- [Records about charts and figures]
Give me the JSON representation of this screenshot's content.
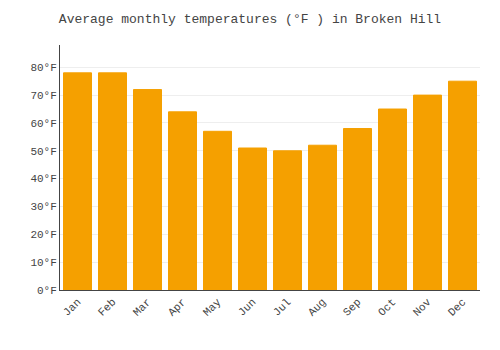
{
  "chart_data": {
    "type": "bar",
    "title": "Average monthly temperatures (°F ) in Broken Hill",
    "categories": [
      "Jan",
      "Feb",
      "Mar",
      "Apr",
      "May",
      "Jun",
      "Jul",
      "Aug",
      "Sep",
      "Oct",
      "Nov",
      "Dec"
    ],
    "values": [
      78,
      78,
      72,
      64,
      57,
      51,
      50,
      52,
      58,
      65,
      70,
      75
    ],
    "color": "#F5A000",
    "ylim": [
      0,
      88
    ],
    "yticks": [
      {
        "value": 0,
        "label": "0°F"
      },
      {
        "value": 10,
        "label": "10°F"
      },
      {
        "value": 20,
        "label": "20°F"
      },
      {
        "value": 30,
        "label": "30°F"
      },
      {
        "value": 40,
        "label": "40°F"
      },
      {
        "value": 50,
        "label": "50°F"
      },
      {
        "value": 60,
        "label": "60°F"
      },
      {
        "value": 70,
        "label": "70°F"
      },
      {
        "value": 80,
        "label": "80°F"
      }
    ],
    "grid": true
  }
}
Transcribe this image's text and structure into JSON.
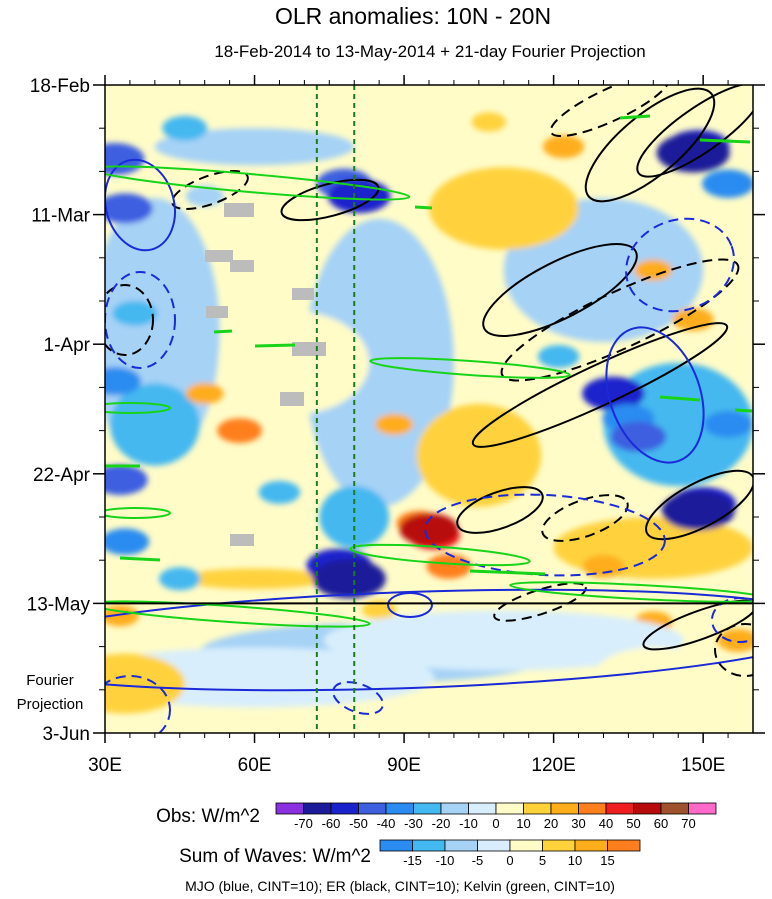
{
  "chart_data": {
    "type": "heatmap",
    "title": "OLR anomalies: 10N - 20N",
    "subtitle": "18-Feb-2014 to 13-May-2014 + 21-day Fourier Projection",
    "x_axis": {
      "range": [
        30,
        160
      ],
      "ticks": [
        30,
        60,
        90,
        120,
        150
      ],
      "tick_labels": [
        "30E",
        "60E",
        "90E",
        "120E",
        "150E"
      ]
    },
    "y_axis": {
      "ticks": [
        0,
        21,
        42,
        63,
        84,
        105
      ],
      "tick_labels": [
        "18-Feb",
        "11-Mar",
        "1-Apr",
        "22-Apr",
        "13-May",
        "3-Jun"
      ],
      "range_days": [
        0,
        105
      ],
      "projection_label": [
        "Fourier",
        "Projection"
      ]
    },
    "observation_end_day": 84,
    "reference_longitudes": [
      72.5,
      80
    ],
    "obs_colorbar": {
      "label": "Obs: W/m^2",
      "levels": [
        "-70",
        "-60",
        "-50",
        "-40",
        "-30",
        "-20",
        "-10",
        "0",
        "10",
        "20",
        "30",
        "40",
        "50",
        "60",
        "70"
      ],
      "colors": [
        "#8b30e0",
        "#1c1c9a",
        "#1a22cc",
        "#3d5fe0",
        "#2a8cf0",
        "#44b8f0",
        "#a6d2f6",
        "#d8eefc",
        "#fffcc8",
        "#ffd23c",
        "#ffad1a",
        "#ff7f1e",
        "#f01e1e",
        "#b80c0c",
        "#a0522d",
        "#ff69c8"
      ]
    },
    "waves_colorbar": {
      "label": "Sum of Waves: W/m^2",
      "levels": [
        "-15",
        "-10",
        "-5",
        "0",
        "5",
        "10",
        "15"
      ],
      "colors": [
        "#2a8cf0",
        "#44b8f0",
        "#a6d2f6",
        "#d8eefc",
        "#fffcc8",
        "#ffd23c",
        "#ffad1a",
        "#ff7f1e"
      ]
    },
    "footer": "MJO (blue, CINT=10); ER (black, CINT=10); Kelvin (green, CINT=10)",
    "wave_contours": {
      "MJO": {
        "color": "#1a2ad6",
        "cint": 10
      },
      "ER": {
        "color": "#000000",
        "cint": 10
      },
      "Kelvin": {
        "color": "#18d418",
        "cint": 10
      }
    },
    "obs_anomaly_regions": [
      {
        "lon": 32,
        "day": 12,
        "val": -50
      },
      {
        "lon": 34,
        "day": 20,
        "val": -45
      },
      {
        "lon": 36,
        "day": 37,
        "val": -30
      },
      {
        "lon": 32,
        "day": 48,
        "val": -40
      },
      {
        "lon": 33,
        "day": 64,
        "val": -45
      },
      {
        "lon": 34,
        "day": 74,
        "val": -35
      },
      {
        "lon": 46,
        "day": 7,
        "val": -30
      },
      {
        "lon": 50,
        "day": 18,
        "val": -20
      },
      {
        "lon": 45,
        "day": 80,
        "val": -25
      },
      {
        "lon": 78,
        "day": 16,
        "val": -45
      },
      {
        "lon": 81,
        "day": 18,
        "val": -55
      },
      {
        "lon": 77,
        "day": 78,
        "val": -60
      },
      {
        "lon": 79,
        "day": 80,
        "val": -70
      },
      {
        "lon": 65,
        "day": 66,
        "val": -25
      },
      {
        "lon": 93,
        "day": 35,
        "val": -15
      },
      {
        "lon": 121,
        "day": 44,
        "val": -25
      },
      {
        "lon": 132,
        "day": 50,
        "val": -55
      },
      {
        "lon": 135,
        "day": 54,
        "val": -40
      },
      {
        "lon": 137,
        "day": 57,
        "val": -45
      },
      {
        "lon": 155,
        "day": 55,
        "val": -35
      },
      {
        "lon": 149,
        "day": 10,
        "val": -55
      },
      {
        "lon": 148,
        "day": 11,
        "val": -70
      },
      {
        "lon": 155,
        "day": 16,
        "val": -40
      },
      {
        "lon": 150,
        "day": 68,
        "val": -60
      },
      {
        "lon": 149,
        "day": 69,
        "val": -70
      },
      {
        "lon": 107,
        "day": 6,
        "val": 15
      },
      {
        "lon": 122,
        "day": 10,
        "val": 25
      },
      {
        "lon": 140,
        "day": 30,
        "val": 20
      },
      {
        "lon": 148,
        "day": 38,
        "val": 25
      },
      {
        "lon": 50,
        "day": 50,
        "val": 20
      },
      {
        "lon": 57,
        "day": 56,
        "val": 30
      },
      {
        "lon": 88,
        "day": 55,
        "val": 20
      },
      {
        "lon": 93,
        "day": 71,
        "val": 30
      },
      {
        "lon": 96,
        "day": 73,
        "val": 40
      },
      {
        "lon": 95,
        "day": 72,
        "val": 50
      },
      {
        "lon": 99,
        "day": 78,
        "val": 30
      },
      {
        "lon": 85,
        "day": 85,
        "val": 15
      },
      {
        "lon": 130,
        "day": 78,
        "val": 25
      },
      {
        "lon": 140,
        "day": 87,
        "val": 20
      },
      {
        "lon": 157,
        "day": 90,
        "val": 25
      },
      {
        "lon": 33,
        "day": 86,
        "val": 20
      }
    ],
    "fourier_projection_regions": [
      {
        "lon": 85,
        "day": 92,
        "val": -7
      },
      {
        "lon": 110,
        "day": 90,
        "val": -5
      },
      {
        "lon": 60,
        "day": 96,
        "val": -4
      },
      {
        "lon": 140,
        "day": 96,
        "val": 3
      },
      {
        "lon": 34,
        "day": 97,
        "val": 6
      }
    ]
  }
}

- [Task description] What you return should match the records above word for word, minus the pictures.

- [Written answer]
Give me the JSON representation of this screenshot's content.
{
  "chart_data": {
    "type": "bar",
    "title": "Average monthly temperatures (°F ) in Broken Hill",
    "categories": [
      "Jan",
      "Feb",
      "Mar",
      "Apr",
      "May",
      "Jun",
      "Jul",
      "Aug",
      "Sep",
      "Oct",
      "Nov",
      "Dec"
    ],
    "values": [
      78,
      78,
      72,
      64,
      57,
      51,
      50,
      52,
      58,
      65,
      70,
      75
    ],
    "color": "#F5A000",
    "ylim": [
      0,
      88
    ],
    "yticks": [
      {
        "value": 0,
        "label": "0°F"
      },
      {
        "value": 10,
        "label": "10°F"
      },
      {
        "value": 20,
        "label": "20°F"
      },
      {
        "value": 30,
        "label": "30°F"
      },
      {
        "value": 40,
        "label": "40°F"
      },
      {
        "value": 50,
        "label": "50°F"
      },
      {
        "value": 60,
        "label": "60°F"
      },
      {
        "value": 70,
        "label": "70°F"
      },
      {
        "value": 80,
        "label": "80°F"
      }
    ],
    "grid": true
  }
}
Transcribe this image's text and structure into JSON.
{
  "chart_data": {
    "type": "heatmap",
    "title": "OLR anomalies: 10N - 20N",
    "subtitle": "18-Feb-2014 to 13-May-2014 + 21-day Fourier Projection",
    "x_axis": {
      "range": [
        30,
        160
      ],
      "ticks": [
        30,
        60,
        90,
        120,
        150
      ],
      "tick_labels": [
        "30E",
        "60E",
        "90E",
        "120E",
        "150E"
      ]
    },
    "y_axis": {
      "ticks": [
        0,
        21,
        42,
        63,
        84,
        105
      ],
      "tick_labels": [
        "18-Feb",
        "11-Mar",
        "1-Apr",
        "22-Apr",
        "13-May",
        "3-Jun"
      ],
      "range_days": [
        0,
        105
      ],
      "projection_label": [
        "Fourier",
        "Projection"
      ]
    },
    "observation_end_day": 84,
    "reference_longitudes": [
      72.5,
      80
    ],
    "obs_colorbar": {
      "label": "Obs: W/m^2",
      "levels": [
        "-70",
        "-60",
        "-50",
        "-40",
        "-30",
        "-20",
        "-10",
        "0",
        "10",
        "20",
        "30",
        "40",
        "50",
        "60",
        "70"
      ],
      "colors": [
        "#8b30e0",
        "#1c1c9a",
        "#1a22cc",
        "#3d5fe0",
        "#2a8cf0",
        "#44b8f0",
        "#a6d2f6",
        "#d8eefc",
        "#fffcc8",
        "#ffd23c",
        "#ffad1a",
        "#ff7f1e",
        "#f01e1e",
        "#b80c0c",
        "#a0522d",
        "#ff69c8"
      ]
    },
    "waves_colorbar": {
      "label": "Sum of Waves: W/m^2",
      "levels": [
        "-15",
        "-10",
        "-5",
        "0",
        "5",
        "10",
        "15"
      ],
      "colors": [
        "#2a8cf0",
        "#44b8f0",
        "#a6d2f6",
        "#d8eefc",
        "#fffcc8",
        "#ffd23c",
        "#ffad1a",
        "#ff7f1e"
      ]
    },
    "footer": "MJO (blue, CINT=10); ER (black, CINT=10); Kelvin (green, CINT=10)",
    "wave_contours": {
      "MJO": {
        "color": "#1a2ad6",
        "cint": 10
      },
      "ER": {
        "color": "#000000",
        "cint": 10
      },
      "Kelvin": {
        "color": "#18d418",
        "cint": 10
      }
    },
    "obs_anomaly_regions": [
      {
        "lon": 32,
        "day": 12,
        "val": -50
      },
      {
        "lon": 34,
        "day": 20,
        "val": -45
      },
      {
        "lon": 36,
        "day": 37,
        "val": -30
      },
      {
        "lon": 32,
        "day": 48,
        "val": -40
      },
      {
        "lon": 33,
        "day": 64,
        "val": -45
      },
      {
        "lon": 34,
        "day": 74,
        "val": -35
      },
      {
        "lon": 46,
        "day": 7,
        "val": -30
      },
      {
        "lon": 50,
        "day": 18,
        "val": -20
      },
      {
        "lon": 45,
        "day": 80,
        "val": -25
      },
      {
        "lon": 78,
        "day": 16,
        "val": -45
      },
      {
        "lon": 81,
        "day": 18,
        "val": -55
      },
      {
        "lon": 77,
        "day": 78,
        "val": -60
      },
      {
        "lon": 79,
        "day": 80,
        "val": -70
      },
      {
        "lon": 65,
        "day": 66,
        "val": -25
      },
      {
        "lon": 93,
        "day": 35,
        "val": -15
      },
      {
        "lon": 121,
        "day": 44,
        "val": -25
      },
      {
        "lon": 132,
        "day": 50,
        "val": -55
      },
      {
        "lon": 135,
        "day": 54,
        "val": -40
      },
      {
        "lon": 137,
        "day": 57,
        "val": -45
      },
      {
        "lon": 155,
        "day": 55,
        "val": -35
      },
      {
        "lon": 149,
        "day": 10,
        "val": -55
      },
      {
        "lon": 148,
        "day": 11,
        "val": -70
      },
      {
        "lon": 155,
        "day": 16,
        "val": -40
      },
      {
        "lon": 150,
        "day": 68,
        "val": -60
      },
      {
        "lon": 149,
        "day": 69,
        "val": -70
      },
      {
        "lon": 107,
        "day": 6,
        "val": 15
      },
      {
        "lon": 122,
        "day": 10,
        "val": 25
      },
      {
        "lon": 140,
        "day": 30,
        "val": 20
      },
      {
        "lon": 148,
        "day": 38,
        "val": 25
      },
      {
        "lon": 50,
        "day": 50,
        "val": 20
      },
      {
        "lon": 57,
        "day": 56,
        "val": 30
      },
      {
        "lon": 88,
        "day": 55,
        "val": 20
      },
      {
        "lon": 93,
        "day": 71,
        "val": 30
      },
      {
        "lon": 96,
        "day": 73,
        "val": 40
      },
      {
        "lon": 95,
        "day": 72,
        "val": 50
      },
      {
        "lon": 99,
        "day": 78,
        "val": 30
      },
      {
        "lon": 85,
        "day": 85,
        "val": 15
      },
      {
        "lon": 130,
        "day": 78,
        "val": 25
      },
      {
        "lon": 140,
        "day": 87,
        "val": 20
      },
      {
        "lon": 157,
        "day": 90,
        "val": 25
      },
      {
        "lon": 33,
        "day": 86,
        "val": 20
      }
    ],
    "fourier_projection_regions": [
      {
        "lon": 85,
        "day": 92,
        "val": -7
      },
      {
        "lon": 110,
        "day": 90,
        "val": -5
      },
      {
        "lon": 60,
        "day": 96,
        "val": -4
      },
      {
        "lon": 140,
        "day": 96,
        "val": 3
      },
      {
        "lon": 34,
        "day": 97,
        "val": 6
      }
    ]
  }
}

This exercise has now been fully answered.